▶ _Input data_
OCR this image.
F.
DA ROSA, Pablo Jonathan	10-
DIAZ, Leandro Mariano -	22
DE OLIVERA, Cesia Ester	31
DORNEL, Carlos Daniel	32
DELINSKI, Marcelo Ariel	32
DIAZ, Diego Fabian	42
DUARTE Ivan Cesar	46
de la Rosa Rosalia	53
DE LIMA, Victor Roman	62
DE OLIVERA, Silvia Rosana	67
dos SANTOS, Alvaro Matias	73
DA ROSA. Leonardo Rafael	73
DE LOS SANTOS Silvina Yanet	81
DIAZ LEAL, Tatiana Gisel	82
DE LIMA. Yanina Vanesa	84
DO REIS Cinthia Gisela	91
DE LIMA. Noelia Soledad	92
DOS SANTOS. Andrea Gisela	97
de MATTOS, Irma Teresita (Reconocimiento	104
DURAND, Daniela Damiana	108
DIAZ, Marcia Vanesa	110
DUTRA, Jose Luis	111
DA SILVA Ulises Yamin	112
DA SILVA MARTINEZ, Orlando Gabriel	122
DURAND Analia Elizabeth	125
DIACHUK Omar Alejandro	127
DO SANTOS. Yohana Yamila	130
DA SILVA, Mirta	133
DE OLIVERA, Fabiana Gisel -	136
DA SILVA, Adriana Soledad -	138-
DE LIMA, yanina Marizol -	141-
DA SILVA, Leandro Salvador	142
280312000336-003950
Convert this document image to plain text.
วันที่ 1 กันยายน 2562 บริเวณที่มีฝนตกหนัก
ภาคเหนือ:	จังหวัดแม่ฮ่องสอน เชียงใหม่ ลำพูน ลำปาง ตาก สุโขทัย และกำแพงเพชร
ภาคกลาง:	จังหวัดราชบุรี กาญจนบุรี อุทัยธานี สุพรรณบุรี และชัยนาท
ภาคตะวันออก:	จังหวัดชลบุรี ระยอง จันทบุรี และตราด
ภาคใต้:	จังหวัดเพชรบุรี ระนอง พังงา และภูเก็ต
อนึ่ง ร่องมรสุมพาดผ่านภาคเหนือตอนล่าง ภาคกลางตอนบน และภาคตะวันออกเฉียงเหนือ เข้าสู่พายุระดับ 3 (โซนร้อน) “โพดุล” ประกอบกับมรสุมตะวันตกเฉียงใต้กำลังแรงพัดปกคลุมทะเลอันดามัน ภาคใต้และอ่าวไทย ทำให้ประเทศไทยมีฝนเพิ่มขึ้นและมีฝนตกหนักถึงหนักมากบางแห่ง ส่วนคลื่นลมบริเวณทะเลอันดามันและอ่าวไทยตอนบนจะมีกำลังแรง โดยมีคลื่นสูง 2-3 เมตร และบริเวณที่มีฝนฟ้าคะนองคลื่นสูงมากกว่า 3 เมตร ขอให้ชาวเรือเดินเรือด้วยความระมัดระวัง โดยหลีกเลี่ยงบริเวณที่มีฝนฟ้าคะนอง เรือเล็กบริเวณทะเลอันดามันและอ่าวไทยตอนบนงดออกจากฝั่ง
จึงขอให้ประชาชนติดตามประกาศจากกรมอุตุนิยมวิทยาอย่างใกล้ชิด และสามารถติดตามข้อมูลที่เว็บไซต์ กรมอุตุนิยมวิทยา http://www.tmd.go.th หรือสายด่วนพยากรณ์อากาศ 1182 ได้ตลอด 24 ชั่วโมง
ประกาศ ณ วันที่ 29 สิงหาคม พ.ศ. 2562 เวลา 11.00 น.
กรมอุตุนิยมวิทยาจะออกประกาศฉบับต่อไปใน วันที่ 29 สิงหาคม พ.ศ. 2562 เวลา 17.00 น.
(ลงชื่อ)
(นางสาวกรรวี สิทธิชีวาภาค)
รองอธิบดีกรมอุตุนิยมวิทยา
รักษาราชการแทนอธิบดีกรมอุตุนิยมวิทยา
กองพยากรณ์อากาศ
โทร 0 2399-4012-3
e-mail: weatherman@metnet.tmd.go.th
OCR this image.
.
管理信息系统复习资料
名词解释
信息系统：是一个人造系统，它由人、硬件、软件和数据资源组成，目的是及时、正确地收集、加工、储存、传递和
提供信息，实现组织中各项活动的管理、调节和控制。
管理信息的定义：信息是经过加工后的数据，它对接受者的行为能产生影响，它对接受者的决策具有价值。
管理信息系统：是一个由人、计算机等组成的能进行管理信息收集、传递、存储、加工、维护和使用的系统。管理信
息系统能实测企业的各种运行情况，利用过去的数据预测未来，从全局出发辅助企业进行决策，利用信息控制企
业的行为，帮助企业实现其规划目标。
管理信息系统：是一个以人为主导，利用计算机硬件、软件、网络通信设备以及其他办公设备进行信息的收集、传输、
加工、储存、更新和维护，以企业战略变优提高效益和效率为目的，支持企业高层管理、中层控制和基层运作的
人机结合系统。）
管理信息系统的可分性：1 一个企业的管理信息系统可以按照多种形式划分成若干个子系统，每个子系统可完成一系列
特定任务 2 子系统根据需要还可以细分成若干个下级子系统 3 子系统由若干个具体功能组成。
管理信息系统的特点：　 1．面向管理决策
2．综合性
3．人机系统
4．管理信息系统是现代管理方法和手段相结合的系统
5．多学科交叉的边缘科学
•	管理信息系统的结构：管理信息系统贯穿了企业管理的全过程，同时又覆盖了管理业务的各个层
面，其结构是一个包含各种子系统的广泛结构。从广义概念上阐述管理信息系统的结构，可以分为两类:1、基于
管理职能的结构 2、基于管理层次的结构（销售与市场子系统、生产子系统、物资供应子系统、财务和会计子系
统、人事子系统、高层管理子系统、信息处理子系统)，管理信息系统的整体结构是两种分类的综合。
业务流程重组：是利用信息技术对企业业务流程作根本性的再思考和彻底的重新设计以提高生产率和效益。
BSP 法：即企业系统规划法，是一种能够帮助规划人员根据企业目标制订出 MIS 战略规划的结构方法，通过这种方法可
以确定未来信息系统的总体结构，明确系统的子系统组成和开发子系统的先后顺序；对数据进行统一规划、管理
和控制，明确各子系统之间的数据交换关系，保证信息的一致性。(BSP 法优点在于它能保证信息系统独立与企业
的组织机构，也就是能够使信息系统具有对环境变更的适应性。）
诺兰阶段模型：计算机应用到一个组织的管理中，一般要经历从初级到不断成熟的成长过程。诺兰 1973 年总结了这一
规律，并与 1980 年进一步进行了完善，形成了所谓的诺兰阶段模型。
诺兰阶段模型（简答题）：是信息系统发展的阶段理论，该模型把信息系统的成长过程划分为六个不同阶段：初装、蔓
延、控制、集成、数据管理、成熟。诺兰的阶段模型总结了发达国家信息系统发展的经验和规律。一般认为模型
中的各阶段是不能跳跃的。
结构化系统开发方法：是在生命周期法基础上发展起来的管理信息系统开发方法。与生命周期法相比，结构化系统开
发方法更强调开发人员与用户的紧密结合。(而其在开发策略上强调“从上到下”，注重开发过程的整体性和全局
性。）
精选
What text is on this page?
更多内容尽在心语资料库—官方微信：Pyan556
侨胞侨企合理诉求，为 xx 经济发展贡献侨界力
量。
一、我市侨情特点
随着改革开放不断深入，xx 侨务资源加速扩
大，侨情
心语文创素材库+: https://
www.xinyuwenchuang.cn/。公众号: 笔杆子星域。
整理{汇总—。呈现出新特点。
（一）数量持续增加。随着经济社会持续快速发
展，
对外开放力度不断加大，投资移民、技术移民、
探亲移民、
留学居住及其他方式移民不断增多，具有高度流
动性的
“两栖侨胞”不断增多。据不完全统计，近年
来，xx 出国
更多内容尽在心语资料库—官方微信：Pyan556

▶ _Challenge_
Show the lines from the data above that contain the string "งหาคม".

▶ _The response_
ประกาศ ณ วันที่ 29 สิงหาคม พ.ศ. 2562 เวลา 11.00 น.
กรมอุตุนิยมวิทยาจะออกประกาศฉบับต่อไปใน วันที่ 29 สิงหาคม พ.ศ. 2562 เวลา 17.00 น.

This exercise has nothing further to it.